— BEGIN —

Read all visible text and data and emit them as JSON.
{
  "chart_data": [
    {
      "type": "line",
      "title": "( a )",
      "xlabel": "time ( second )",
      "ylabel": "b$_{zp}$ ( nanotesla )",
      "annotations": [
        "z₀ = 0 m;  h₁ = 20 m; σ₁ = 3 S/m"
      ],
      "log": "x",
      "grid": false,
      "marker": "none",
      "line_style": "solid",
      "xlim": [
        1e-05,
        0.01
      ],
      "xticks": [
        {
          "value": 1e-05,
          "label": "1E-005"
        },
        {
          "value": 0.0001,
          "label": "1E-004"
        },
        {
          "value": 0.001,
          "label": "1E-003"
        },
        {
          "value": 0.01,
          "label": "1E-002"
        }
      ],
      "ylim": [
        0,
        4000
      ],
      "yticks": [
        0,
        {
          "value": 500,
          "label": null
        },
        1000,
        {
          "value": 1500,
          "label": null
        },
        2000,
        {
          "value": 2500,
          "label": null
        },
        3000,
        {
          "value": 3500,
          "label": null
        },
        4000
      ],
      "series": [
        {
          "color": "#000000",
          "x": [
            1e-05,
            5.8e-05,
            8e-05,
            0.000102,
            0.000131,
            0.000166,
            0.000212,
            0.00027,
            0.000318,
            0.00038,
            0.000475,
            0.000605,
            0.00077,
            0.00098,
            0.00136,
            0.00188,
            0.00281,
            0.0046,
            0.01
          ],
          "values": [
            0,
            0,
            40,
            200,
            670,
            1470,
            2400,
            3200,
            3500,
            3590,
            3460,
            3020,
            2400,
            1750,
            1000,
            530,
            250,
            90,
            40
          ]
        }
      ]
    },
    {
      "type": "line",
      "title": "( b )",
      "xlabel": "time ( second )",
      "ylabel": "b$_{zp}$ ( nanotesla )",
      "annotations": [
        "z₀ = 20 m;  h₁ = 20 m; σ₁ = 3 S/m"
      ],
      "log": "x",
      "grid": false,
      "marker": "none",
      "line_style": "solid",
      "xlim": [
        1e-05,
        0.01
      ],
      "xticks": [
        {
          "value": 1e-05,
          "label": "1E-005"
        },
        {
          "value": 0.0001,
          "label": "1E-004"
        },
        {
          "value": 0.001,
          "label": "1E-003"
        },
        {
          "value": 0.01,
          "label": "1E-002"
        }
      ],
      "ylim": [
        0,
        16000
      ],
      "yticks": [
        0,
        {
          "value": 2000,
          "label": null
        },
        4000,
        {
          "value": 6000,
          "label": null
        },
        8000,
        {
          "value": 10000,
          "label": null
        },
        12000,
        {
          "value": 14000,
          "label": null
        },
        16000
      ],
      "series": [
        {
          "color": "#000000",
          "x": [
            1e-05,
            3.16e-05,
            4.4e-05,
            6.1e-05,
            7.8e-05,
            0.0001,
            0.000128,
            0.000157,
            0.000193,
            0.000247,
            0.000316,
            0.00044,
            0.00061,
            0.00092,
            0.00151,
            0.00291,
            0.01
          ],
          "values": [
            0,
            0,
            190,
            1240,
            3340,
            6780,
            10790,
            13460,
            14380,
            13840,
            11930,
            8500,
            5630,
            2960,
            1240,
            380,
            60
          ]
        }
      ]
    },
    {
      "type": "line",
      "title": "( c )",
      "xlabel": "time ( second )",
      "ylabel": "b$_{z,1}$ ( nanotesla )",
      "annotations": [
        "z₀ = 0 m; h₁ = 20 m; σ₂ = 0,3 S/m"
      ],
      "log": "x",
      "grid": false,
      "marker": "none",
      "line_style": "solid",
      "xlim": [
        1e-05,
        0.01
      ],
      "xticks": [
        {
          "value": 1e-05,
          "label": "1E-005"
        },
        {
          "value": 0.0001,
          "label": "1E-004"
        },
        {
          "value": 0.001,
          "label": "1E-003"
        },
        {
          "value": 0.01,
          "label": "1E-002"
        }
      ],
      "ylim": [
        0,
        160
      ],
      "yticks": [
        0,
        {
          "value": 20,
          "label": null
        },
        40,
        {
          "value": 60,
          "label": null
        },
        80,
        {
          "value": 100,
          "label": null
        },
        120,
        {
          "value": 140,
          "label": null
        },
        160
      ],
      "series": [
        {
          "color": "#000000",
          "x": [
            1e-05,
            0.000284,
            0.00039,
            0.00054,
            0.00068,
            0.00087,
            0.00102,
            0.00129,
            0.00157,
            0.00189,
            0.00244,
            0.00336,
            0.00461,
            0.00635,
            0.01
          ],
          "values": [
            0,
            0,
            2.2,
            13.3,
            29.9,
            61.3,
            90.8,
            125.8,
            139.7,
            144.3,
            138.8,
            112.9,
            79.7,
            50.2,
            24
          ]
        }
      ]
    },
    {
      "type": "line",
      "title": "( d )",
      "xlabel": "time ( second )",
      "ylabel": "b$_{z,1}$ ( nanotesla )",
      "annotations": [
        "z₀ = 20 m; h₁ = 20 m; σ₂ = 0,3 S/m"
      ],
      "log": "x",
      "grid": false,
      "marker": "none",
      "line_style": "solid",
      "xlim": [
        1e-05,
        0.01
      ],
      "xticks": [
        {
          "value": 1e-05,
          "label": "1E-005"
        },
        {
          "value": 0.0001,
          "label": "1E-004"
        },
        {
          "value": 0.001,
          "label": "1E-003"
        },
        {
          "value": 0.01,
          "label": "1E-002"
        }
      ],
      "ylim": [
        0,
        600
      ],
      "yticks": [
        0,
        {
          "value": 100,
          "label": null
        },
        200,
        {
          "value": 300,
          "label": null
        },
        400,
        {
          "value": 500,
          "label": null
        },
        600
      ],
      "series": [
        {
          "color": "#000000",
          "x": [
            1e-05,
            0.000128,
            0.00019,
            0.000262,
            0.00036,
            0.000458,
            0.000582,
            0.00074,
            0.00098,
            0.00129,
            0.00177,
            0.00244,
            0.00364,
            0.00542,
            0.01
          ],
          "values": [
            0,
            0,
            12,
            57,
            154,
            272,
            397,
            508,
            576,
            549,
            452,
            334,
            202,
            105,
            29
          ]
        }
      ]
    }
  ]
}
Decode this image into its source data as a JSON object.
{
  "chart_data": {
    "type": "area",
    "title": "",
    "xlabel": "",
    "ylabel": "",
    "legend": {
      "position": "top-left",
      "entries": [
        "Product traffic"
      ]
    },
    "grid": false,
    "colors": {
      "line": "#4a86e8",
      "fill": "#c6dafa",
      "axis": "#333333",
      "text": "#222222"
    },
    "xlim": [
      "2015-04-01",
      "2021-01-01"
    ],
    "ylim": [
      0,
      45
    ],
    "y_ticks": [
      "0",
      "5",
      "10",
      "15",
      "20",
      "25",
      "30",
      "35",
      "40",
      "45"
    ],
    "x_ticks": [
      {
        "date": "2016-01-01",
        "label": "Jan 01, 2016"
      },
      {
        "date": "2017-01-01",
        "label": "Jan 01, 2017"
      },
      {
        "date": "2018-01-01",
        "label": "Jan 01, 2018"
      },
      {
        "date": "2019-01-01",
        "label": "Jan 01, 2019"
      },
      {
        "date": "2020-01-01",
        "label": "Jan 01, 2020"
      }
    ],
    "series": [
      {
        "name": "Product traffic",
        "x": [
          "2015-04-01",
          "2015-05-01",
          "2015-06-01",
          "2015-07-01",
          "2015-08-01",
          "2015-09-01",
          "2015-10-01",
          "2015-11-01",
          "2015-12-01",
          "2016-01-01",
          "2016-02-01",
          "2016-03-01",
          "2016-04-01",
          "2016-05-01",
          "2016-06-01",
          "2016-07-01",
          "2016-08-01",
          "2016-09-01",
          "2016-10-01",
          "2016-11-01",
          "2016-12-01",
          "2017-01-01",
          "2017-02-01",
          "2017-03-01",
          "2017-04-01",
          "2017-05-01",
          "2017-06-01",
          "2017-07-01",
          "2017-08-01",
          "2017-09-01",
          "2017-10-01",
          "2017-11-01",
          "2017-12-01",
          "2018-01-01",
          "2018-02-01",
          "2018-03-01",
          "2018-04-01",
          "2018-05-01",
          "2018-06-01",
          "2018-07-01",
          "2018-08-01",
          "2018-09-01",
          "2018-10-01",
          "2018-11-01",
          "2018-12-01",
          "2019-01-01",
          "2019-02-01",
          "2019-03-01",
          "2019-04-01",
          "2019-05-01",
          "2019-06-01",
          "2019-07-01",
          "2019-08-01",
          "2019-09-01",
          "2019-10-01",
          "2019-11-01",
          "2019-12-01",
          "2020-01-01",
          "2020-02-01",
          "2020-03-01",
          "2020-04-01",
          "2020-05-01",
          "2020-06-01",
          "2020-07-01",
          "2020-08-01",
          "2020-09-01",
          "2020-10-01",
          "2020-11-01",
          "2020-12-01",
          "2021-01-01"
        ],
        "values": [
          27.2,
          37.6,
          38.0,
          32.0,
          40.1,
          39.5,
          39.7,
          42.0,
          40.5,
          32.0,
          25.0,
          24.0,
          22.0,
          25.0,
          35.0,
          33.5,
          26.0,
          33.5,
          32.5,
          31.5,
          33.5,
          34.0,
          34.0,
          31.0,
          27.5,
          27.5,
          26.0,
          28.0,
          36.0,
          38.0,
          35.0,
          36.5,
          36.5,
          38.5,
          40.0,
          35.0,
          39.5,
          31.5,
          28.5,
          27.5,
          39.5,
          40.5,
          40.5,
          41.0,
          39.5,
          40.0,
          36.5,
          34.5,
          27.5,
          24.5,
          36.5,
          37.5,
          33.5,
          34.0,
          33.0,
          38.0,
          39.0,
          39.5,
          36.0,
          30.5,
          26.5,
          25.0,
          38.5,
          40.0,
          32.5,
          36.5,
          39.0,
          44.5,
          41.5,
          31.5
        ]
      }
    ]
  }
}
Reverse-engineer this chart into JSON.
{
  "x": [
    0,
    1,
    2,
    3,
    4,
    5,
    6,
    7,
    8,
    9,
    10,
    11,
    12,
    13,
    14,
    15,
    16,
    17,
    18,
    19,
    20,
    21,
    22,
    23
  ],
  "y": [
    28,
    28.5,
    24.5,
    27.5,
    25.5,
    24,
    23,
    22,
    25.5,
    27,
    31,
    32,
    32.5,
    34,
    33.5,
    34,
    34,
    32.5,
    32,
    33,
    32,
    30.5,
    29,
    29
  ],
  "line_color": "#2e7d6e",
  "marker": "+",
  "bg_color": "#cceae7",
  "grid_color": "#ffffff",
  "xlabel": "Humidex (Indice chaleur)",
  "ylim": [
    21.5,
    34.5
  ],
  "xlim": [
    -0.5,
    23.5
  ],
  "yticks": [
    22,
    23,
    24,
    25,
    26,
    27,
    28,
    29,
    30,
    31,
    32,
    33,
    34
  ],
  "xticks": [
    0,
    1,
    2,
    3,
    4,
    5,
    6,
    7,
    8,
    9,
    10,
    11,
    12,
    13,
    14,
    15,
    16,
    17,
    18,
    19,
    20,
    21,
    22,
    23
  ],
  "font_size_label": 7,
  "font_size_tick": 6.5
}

— END —

Exercise brief:
Using the listing above, work out how many of its lines include "text", and give only the result.

Task response:
2